>> start Provided records

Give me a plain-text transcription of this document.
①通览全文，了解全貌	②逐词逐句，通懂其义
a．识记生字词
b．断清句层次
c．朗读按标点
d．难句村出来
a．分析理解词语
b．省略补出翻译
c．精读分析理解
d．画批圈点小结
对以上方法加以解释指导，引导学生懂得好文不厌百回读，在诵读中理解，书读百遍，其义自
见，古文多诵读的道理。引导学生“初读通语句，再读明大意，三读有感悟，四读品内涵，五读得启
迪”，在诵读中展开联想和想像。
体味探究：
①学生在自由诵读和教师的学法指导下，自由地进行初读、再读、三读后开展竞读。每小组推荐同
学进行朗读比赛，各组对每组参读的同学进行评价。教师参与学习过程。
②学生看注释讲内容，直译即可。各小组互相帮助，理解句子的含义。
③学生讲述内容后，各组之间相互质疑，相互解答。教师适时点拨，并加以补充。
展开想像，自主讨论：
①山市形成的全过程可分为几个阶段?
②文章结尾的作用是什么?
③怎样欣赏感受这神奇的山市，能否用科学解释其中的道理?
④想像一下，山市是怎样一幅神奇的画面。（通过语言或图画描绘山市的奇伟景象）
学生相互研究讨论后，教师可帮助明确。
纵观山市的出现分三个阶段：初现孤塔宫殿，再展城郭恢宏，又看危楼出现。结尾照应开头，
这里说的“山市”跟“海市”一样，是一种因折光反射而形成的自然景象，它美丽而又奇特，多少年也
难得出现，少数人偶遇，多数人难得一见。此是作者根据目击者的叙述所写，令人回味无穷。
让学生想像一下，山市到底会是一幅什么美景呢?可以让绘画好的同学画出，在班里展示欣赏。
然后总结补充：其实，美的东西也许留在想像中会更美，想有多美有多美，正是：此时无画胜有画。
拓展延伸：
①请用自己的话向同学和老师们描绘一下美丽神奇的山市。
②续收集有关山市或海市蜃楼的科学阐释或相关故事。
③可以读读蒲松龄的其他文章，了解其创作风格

>> end Provided records

Each line of the listing should be echoed back exactly.

• **Worked solution**
Give me a plain-text transcription of this document.
①通览全文，了解全貌	②逐词逐句，通懂其义
a．识记生字词
b．断清句层次
c．朗读按标点
d．难句村出来
a．分析理解词语
b．省略补出翻译
c．精读分析理解
d．画批圈点小结
对以上方法加以解释指导，引导学生懂得好文不厌百回读，在诵读中理解，书读百遍，其义自
见，古文多诵读的道理。引导学生“初读通语句，再读明大意，三读有感悟，四读品内涵，五读得启
迪”，在诵读中展开联想和想像。
体味探究：
①学生在自由诵读和教师的学法指导下，自由地进行初读、再读、三读后开展竞读。每小组推荐同
学进行朗读比赛，各组对每组参读的同学进行评价。教师参与学习过程。
②学生看注释讲内容，直译即可。各小组互相帮助，理解句子的含义。
③学生讲述内容后，各组之间相互质疑，相互解答。教师适时点拨，并加以补充。
展开想像，自主讨论：
①山市形成的全过程可分为几个阶段?
②文章结尾的作用是什么?
③怎样欣赏感受这神奇的山市，能否用科学解释其中的道理?
④想像一下，山市是怎样一幅神奇的画面。（通过语言或图画描绘山市的奇伟景象）
学生相互研究讨论后，教师可帮助明确。
纵观山市的出现分三个阶段：初现孤塔宫殿，再展城郭恢宏，又看危楼出现。结尾照应开头，
这里说的“山市”跟“海市”一样，是一种因折光反射而形成的自然景象，它美丽而又奇特，多少年也
难得出现，少数人偶遇，多数人难得一见。此是作者根据目击者的叙述所写，令人回味无穷。
让学生想像一下，山市到底会是一幅什么美景呢?可以让绘画好的同学画出，在班里展示欣赏。
然后总结补充：其实，美的东西也许留在想像中会更美，想有多美有多美，正是：此时无画胜有画。
拓展延伸：
①请用自己的话向同学和老师们描绘一下美丽神奇的山市。
②续收集有关山市或海市蜃楼的科学阐释或相关故事。
③可以读读蒲松龄的其他文章，了解其创作风格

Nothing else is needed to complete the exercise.